Exercise objective:
Return every line of the records below verbatim, with no pictures in the copy.
━━ Listed records ━━
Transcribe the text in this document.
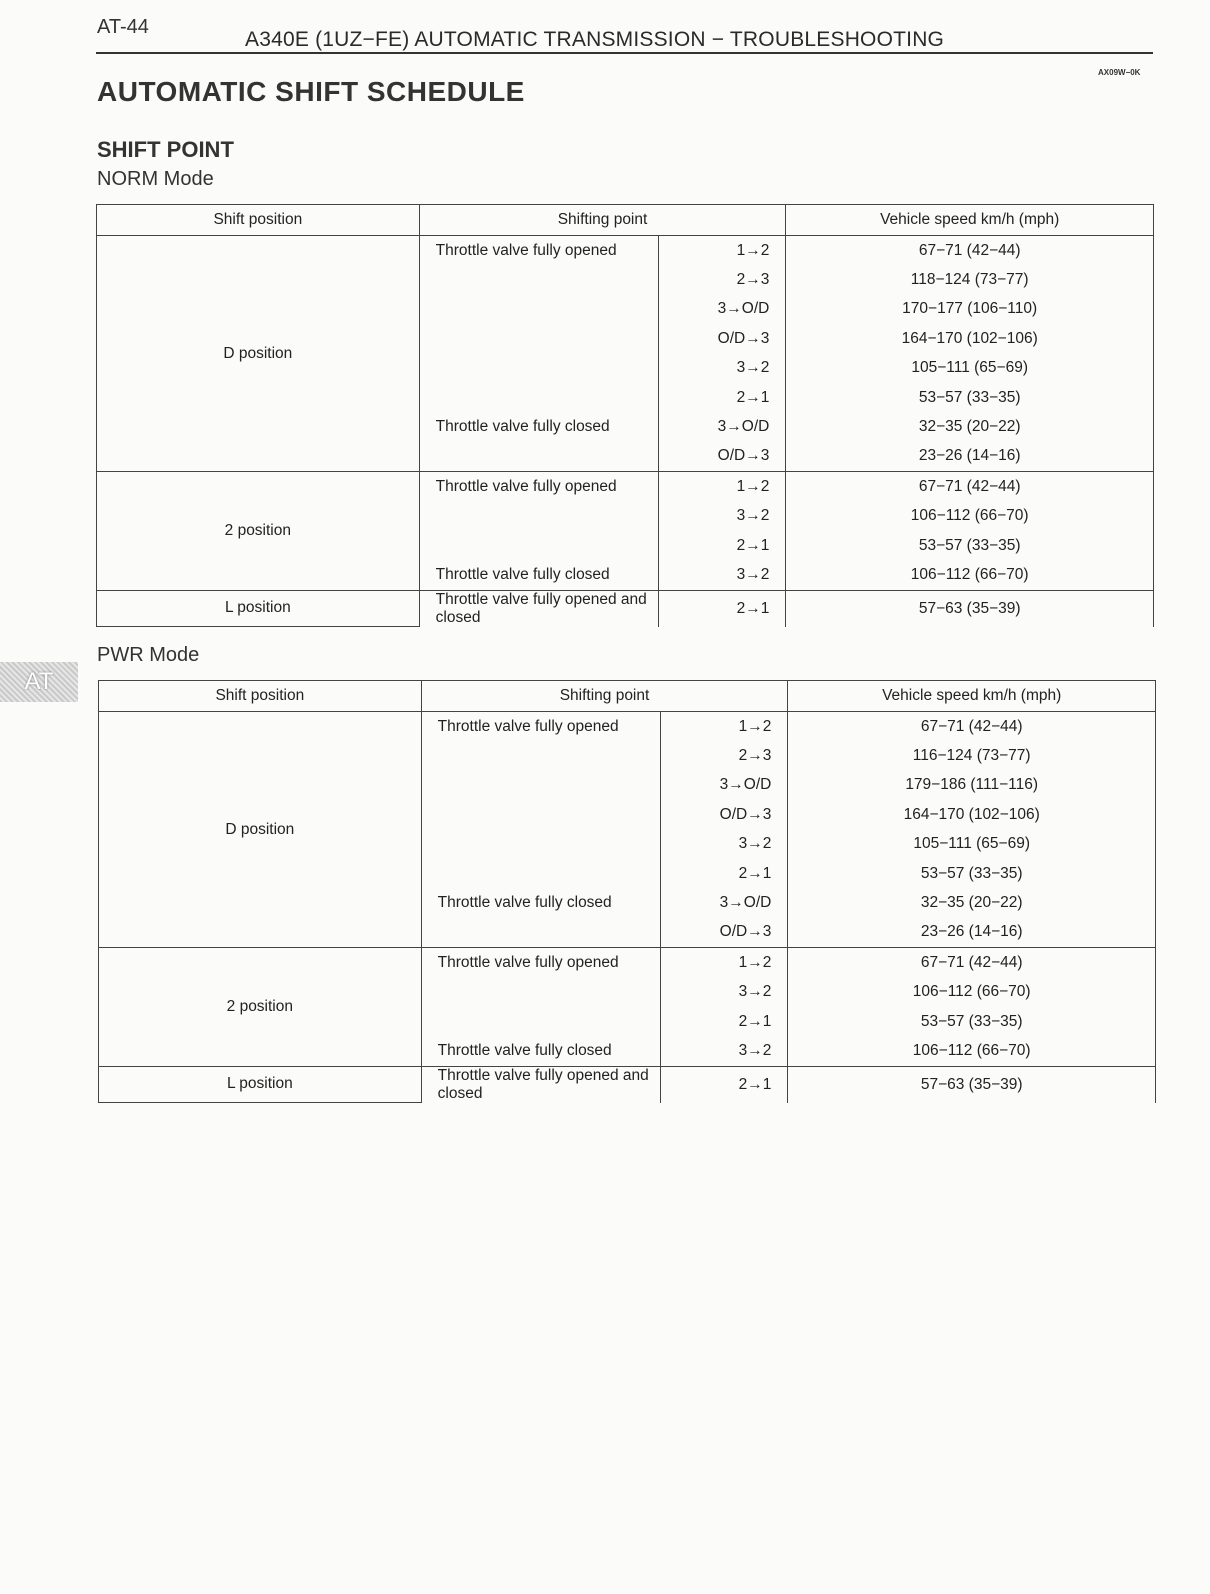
AT-44
A340E (1UZ−FE) AUTOMATIC TRANSMISSION − TROUBLESHOOTING
AX09W−0K
AUTOMATIC SHIFT SCHEDULE
SHIFT POINT
NORM Mode
PWR Mode
AT
Shift position	Shifting point		Vehicle speed km/h (mph)
D position	Throttle valve fully opened	1→2	67−71 (42−44)
		2→3	118−124 (73−77)
		3→O/D	170−177 (106−110)
		O/D→3	164−170 (102−106)
		3→2	105−111 (65−69)
		2→1	53−57 (33−35)
	Throttle valve fully closed	3→O/D	32−35 (20−22)
		O/D→3	23−26 (14−16)
2 position	Throttle valve fully opened	1→2	67−71 (42−44)
		3→2	106−112 (66−70)
		2→1	53−57 (33−35)
	Throttle valve fully closed	3→2	106−112 (66−70)
L position	Throttle valve fully opened and closed	2→1	57−63 (35−39)
Shift position	Shifting point		Vehicle speed km/h (mph)
D position	Throttle valve fully opened	1→2	67−71 (42−44)
		2→3	116−124 (73−77)
		3→O/D	179−186 (111−116)
		O/D→3	164−170 (102−106)
		3→2	105−111 (65−69)
		2→1	53−57 (33−35)
	Throttle valve fully closed	3→O/D	32−35 (20−22)
		O/D→3	23−26 (14−16)
2 position	Throttle valve fully opened	1→2	67−71 (42−44)
		3→2	106−112 (66−70)
		2→1	53−57 (33−35)
	Throttle valve fully closed	3→2	106−112 (66−70)
L position	Throttle valve fully opened and closed	2→1	57−63 (35−39)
━━━
Solution to the exercise:
Transcribe the text in this document.
AT-44
A340E (1UZ−FE) AUTOMATIC TRANSMISSION − TROUBLESHOOTING
AX09W−0K
AUTOMATIC SHIFT SCHEDULE
SHIFT POINT
NORM Mode
PWR Mode
AT
Shift position	Shifting point		Vehicle speed km/h (mph)
D position	Throttle valve fully opened	1→2	67−71 (42−44)
		2→3	118−124 (73−77)
		3→O/D	170−177 (106−110)
		O/D→3	164−170 (102−106)
		3→2	105−111 (65−69)
		2→1	53−57 (33−35)
	Throttle valve fully closed	3→O/D	32−35 (20−22)
		O/D→3	23−26 (14−16)
2 position	Throttle valve fully opened	1→2	67−71 (42−44)
		3→2	106−112 (66−70)
		2→1	53−57 (33−35)
	Throttle valve fully closed	3→2	106−112 (66−70)
L position	Throttle valve fully opened and closed	2→1	57−63 (35−39)
Shift position	Shifting point		Vehicle speed km/h (mph)
D position	Throttle valve fully opened	1→2	67−71 (42−44)
		2→3	116−124 (73−77)
		3→O/D	179−186 (111−116)
		O/D→3	164−170 (102−106)
		3→2	105−111 (65−69)
		2→1	53−57 (33−35)
	Throttle valve fully closed	3→O/D	32−35 (20−22)
		O/D→3	23−26 (14−16)
2 position	Throttle valve fully opened	1→2	67−71 (42−44)
		3→2	106−112 (66−70)
		2→1	53−57 (33−35)
	Throttle valve fully closed	3→2	106−112 (66−70)
L position	Throttle valve fully opened and closed	2→1	57−63 (35−39)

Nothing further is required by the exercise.